**Data excerpts**
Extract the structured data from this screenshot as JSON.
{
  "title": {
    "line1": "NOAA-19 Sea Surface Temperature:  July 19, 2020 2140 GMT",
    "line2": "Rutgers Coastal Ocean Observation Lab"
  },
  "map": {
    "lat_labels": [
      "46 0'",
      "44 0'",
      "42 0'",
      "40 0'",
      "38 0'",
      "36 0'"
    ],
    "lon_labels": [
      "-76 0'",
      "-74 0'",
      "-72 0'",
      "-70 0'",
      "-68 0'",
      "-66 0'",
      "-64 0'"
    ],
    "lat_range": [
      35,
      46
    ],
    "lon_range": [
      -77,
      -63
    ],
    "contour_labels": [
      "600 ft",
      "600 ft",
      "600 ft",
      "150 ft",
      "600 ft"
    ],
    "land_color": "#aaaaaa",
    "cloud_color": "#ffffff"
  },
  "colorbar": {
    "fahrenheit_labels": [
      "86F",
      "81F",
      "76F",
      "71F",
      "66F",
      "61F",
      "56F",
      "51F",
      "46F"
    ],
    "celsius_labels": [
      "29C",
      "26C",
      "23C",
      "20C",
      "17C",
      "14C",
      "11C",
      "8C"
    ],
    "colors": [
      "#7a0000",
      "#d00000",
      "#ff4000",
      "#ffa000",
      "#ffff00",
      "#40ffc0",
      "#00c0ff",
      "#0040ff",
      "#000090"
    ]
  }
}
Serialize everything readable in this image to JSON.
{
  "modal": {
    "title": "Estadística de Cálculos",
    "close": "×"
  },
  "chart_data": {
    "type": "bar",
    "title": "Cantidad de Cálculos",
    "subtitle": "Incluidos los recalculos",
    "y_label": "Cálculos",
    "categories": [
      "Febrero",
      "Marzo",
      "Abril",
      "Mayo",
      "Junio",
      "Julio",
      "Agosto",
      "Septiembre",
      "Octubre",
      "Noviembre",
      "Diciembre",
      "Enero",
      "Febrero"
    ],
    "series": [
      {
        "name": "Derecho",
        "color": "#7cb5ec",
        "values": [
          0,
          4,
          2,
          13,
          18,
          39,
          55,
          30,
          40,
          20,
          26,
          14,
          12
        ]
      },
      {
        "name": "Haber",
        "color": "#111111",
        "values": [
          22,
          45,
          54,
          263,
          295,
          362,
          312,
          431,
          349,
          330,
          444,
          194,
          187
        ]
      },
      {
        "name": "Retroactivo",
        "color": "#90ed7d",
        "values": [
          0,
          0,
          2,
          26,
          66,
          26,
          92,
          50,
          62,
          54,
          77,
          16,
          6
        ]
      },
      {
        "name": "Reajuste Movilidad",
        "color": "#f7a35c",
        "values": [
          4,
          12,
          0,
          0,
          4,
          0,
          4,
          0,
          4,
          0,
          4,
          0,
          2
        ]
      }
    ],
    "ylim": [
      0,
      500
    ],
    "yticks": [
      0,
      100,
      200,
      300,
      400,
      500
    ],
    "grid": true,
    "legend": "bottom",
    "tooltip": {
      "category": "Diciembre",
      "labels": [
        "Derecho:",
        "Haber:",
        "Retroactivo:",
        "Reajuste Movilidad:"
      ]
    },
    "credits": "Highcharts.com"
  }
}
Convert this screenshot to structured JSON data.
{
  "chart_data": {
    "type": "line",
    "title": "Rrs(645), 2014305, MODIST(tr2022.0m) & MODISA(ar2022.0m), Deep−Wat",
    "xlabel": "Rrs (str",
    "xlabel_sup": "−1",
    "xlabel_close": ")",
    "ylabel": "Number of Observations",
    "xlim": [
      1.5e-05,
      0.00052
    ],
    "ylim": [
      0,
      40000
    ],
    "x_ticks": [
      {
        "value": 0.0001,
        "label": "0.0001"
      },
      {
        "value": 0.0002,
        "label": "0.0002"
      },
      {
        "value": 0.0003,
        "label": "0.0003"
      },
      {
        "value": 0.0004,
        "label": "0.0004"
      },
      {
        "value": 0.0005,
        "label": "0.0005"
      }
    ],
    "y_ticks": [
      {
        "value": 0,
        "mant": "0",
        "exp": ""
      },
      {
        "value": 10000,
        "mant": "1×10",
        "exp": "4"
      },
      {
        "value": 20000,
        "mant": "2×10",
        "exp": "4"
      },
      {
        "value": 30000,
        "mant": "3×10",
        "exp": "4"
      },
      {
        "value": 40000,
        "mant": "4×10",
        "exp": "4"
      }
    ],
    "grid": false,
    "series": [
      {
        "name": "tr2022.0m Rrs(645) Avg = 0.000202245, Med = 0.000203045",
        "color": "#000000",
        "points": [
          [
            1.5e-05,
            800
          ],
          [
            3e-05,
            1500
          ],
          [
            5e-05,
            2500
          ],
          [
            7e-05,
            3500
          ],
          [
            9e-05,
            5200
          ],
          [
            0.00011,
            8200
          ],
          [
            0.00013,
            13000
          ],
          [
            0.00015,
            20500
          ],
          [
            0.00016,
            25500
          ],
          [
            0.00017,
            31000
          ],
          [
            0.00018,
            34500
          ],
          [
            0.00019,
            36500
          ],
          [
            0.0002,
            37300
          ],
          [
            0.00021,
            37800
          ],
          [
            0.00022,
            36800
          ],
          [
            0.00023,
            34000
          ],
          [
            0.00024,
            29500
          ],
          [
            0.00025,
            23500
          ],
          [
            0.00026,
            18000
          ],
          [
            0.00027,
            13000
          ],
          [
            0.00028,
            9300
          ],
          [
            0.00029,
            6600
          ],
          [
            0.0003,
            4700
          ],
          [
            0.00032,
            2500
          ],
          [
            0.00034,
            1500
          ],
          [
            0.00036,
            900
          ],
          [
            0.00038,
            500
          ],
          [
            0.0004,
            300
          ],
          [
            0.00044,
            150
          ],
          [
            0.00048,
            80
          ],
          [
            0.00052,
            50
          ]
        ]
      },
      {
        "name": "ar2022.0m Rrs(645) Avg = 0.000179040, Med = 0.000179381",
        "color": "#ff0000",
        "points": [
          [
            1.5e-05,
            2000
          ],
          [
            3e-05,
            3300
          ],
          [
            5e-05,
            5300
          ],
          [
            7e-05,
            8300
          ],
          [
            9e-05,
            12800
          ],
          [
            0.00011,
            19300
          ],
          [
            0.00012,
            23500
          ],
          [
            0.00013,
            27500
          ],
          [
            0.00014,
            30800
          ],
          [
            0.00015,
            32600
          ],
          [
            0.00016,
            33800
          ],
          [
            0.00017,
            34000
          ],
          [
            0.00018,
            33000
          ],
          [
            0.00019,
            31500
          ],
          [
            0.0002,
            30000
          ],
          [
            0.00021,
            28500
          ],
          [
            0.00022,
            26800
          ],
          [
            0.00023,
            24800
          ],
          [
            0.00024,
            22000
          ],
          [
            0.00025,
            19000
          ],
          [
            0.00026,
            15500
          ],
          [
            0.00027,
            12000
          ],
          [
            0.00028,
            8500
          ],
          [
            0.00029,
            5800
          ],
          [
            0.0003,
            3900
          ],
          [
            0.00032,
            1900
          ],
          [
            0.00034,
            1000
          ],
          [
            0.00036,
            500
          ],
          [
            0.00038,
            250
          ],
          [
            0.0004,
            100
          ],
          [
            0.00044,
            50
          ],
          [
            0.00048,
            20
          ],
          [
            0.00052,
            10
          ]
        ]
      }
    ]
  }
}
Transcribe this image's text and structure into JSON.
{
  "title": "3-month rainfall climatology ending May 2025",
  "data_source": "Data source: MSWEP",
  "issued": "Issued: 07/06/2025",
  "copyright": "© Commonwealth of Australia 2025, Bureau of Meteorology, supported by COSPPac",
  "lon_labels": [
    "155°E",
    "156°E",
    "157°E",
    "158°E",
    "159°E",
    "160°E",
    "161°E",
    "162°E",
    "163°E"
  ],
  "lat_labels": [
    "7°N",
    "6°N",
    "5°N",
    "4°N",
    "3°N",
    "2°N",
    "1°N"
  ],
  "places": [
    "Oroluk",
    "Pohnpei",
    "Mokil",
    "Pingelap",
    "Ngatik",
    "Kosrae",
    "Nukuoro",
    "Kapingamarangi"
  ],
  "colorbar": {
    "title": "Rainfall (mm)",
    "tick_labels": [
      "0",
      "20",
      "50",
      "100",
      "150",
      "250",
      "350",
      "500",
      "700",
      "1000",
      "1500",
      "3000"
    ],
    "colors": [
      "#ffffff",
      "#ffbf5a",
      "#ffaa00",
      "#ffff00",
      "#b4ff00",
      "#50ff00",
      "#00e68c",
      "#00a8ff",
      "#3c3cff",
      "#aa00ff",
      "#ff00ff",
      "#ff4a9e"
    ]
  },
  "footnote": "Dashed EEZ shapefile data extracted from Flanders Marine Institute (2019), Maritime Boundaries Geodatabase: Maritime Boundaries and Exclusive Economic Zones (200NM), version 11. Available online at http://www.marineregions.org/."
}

**Problem details**
For each line in the data above that contains the string "structured", extract the line.

**Solution**
Extract the structured data from this screenshot as JSON.
Convert this screenshot to structured JSON data.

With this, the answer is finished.